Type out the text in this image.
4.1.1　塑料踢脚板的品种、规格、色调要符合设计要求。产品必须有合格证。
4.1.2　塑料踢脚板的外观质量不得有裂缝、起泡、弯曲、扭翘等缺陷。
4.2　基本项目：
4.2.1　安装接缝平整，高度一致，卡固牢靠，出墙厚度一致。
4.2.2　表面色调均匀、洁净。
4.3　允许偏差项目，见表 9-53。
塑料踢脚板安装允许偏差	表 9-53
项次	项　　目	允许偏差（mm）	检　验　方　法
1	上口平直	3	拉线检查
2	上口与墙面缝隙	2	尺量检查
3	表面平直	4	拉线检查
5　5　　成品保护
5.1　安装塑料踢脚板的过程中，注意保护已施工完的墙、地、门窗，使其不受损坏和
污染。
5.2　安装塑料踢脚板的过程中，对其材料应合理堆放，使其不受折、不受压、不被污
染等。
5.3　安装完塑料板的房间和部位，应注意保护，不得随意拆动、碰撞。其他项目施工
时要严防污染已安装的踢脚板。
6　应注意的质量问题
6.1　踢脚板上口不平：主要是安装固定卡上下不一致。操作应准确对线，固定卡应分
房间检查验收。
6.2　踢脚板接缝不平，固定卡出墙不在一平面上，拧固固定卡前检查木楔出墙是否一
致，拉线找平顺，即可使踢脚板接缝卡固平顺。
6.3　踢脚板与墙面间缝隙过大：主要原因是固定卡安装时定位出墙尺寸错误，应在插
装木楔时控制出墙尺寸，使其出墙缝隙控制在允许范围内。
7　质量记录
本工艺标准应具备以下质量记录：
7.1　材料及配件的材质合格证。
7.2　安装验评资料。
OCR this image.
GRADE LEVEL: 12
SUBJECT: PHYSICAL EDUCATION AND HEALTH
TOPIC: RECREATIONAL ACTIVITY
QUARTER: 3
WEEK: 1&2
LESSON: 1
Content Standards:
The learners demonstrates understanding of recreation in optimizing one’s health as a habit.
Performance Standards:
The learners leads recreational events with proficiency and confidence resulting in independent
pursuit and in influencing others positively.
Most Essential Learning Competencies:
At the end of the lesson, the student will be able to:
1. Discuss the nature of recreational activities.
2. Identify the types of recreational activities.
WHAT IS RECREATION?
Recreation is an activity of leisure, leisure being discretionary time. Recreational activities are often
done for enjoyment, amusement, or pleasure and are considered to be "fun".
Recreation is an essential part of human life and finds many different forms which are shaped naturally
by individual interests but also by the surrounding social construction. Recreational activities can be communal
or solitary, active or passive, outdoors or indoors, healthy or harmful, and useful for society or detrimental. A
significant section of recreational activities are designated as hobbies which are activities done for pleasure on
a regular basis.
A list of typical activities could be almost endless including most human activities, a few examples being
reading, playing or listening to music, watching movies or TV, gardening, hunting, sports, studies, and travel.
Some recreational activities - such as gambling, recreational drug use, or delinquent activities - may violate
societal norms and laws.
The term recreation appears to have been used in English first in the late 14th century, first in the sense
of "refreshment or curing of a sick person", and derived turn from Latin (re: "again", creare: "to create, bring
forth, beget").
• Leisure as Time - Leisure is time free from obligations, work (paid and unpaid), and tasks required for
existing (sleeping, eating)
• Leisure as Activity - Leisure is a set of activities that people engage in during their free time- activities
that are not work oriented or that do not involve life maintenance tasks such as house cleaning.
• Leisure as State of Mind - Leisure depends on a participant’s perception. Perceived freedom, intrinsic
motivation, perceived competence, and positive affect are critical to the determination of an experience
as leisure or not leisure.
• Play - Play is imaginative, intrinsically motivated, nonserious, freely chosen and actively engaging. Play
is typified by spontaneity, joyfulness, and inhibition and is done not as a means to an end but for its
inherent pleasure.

SHORT PROBLEM
Copy all lines of the listing above that contain the string "time".

OUTPUT
Recreation is an activity of leisure, leisure being discretionary time. Recreational activities are often
• Leisure as Time - Leisure is time free from obligations, work (paid and unpaid), and tasks required for
• Leisure as Activity - Leisure is a set of activities that people engage in during their free time- activities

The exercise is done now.